— Start Provided data —

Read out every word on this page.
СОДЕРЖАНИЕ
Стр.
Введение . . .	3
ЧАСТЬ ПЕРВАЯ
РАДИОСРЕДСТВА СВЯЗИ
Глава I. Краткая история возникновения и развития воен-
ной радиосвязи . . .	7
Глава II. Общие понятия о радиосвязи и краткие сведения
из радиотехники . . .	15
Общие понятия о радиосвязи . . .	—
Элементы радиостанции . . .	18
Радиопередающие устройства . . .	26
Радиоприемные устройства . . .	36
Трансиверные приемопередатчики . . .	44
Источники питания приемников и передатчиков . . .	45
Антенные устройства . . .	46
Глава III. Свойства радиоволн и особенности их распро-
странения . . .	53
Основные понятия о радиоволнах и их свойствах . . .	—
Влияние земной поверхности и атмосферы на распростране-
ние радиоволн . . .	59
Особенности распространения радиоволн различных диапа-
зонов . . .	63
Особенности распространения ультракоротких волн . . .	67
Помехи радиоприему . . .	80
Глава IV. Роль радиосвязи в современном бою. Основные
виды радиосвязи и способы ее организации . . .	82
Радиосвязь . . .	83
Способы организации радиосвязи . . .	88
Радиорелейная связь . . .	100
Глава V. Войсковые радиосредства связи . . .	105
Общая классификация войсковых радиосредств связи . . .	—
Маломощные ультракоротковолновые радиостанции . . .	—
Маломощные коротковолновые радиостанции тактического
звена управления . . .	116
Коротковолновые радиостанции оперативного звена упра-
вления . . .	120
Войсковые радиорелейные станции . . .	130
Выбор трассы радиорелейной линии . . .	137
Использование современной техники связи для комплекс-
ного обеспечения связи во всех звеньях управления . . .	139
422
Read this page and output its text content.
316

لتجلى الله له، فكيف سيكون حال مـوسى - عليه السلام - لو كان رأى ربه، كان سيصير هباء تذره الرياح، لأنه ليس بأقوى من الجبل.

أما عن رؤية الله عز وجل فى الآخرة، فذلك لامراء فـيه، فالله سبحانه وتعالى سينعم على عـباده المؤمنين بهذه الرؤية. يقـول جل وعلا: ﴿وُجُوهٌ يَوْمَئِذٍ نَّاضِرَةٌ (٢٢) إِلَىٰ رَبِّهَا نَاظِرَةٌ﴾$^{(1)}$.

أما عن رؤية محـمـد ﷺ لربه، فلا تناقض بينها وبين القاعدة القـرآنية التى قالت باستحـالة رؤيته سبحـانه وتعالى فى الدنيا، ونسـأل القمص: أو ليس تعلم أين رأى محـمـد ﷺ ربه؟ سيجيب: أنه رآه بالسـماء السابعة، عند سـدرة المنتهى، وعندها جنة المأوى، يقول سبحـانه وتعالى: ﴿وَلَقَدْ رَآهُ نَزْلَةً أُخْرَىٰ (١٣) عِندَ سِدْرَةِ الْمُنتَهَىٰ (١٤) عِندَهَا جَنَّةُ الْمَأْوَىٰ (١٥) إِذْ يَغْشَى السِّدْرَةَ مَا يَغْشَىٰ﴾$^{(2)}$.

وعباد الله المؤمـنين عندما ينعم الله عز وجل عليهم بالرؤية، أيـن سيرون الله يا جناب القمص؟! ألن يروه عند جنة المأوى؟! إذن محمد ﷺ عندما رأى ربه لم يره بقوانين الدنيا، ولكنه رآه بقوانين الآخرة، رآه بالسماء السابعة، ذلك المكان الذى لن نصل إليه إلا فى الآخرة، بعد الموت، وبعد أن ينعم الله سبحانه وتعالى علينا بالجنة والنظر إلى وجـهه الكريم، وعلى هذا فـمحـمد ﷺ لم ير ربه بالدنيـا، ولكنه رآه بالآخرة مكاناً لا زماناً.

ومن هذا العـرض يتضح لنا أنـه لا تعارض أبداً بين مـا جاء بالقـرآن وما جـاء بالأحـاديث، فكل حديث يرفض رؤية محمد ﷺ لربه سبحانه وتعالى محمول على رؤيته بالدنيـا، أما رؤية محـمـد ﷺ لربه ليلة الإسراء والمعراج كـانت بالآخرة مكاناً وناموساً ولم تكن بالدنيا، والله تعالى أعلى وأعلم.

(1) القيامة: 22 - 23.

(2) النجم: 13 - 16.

— End Provided data —

Objective. Find "بالدنيـا". Copy every line it occurs in.

Task response.
وعباد الله المؤمـنين عندما ينعم الله عز وجل عليهم بالرؤية، أيـن سيرون الله يا جناب القمص؟! ألن يروه عند جنة المأوى؟! إذن محمد ﷺ عندما رأى ربه لم يره بقوانين الدنيا، ولكنه رآه بقوانين الآخرة، رآه بالسماء السابعة، ذلك المكان الذى لن نصل إليه إلا فى الآخرة، بعد الموت، وبعد أن ينعم الله سبحانه وتعالى علينا بالجنة والنظر إلى وجـهه الكريم، وعلى هذا فـمحـمد ﷺ لم ير ربه بالدنيـا، ولكنه رآه بالآخرة مكاناً لا زماناً.
ومن هذا العـرض يتضح لنا أنـه لا تعارض أبداً بين مـا جاء بالقـرآن وما جـاء بالأحـاديث، فكل حديث يرفض رؤية محمد ﷺ لربه سبحانه وتعالى محمول على رؤيته بالدنيـا، أما رؤية محـمـد ﷺ لربه ليلة الإسراء والمعراج كـانت بالآخرة مكاناً وناموساً ولم تكن بالدنيا، والله تعالى أعلى وأعلم.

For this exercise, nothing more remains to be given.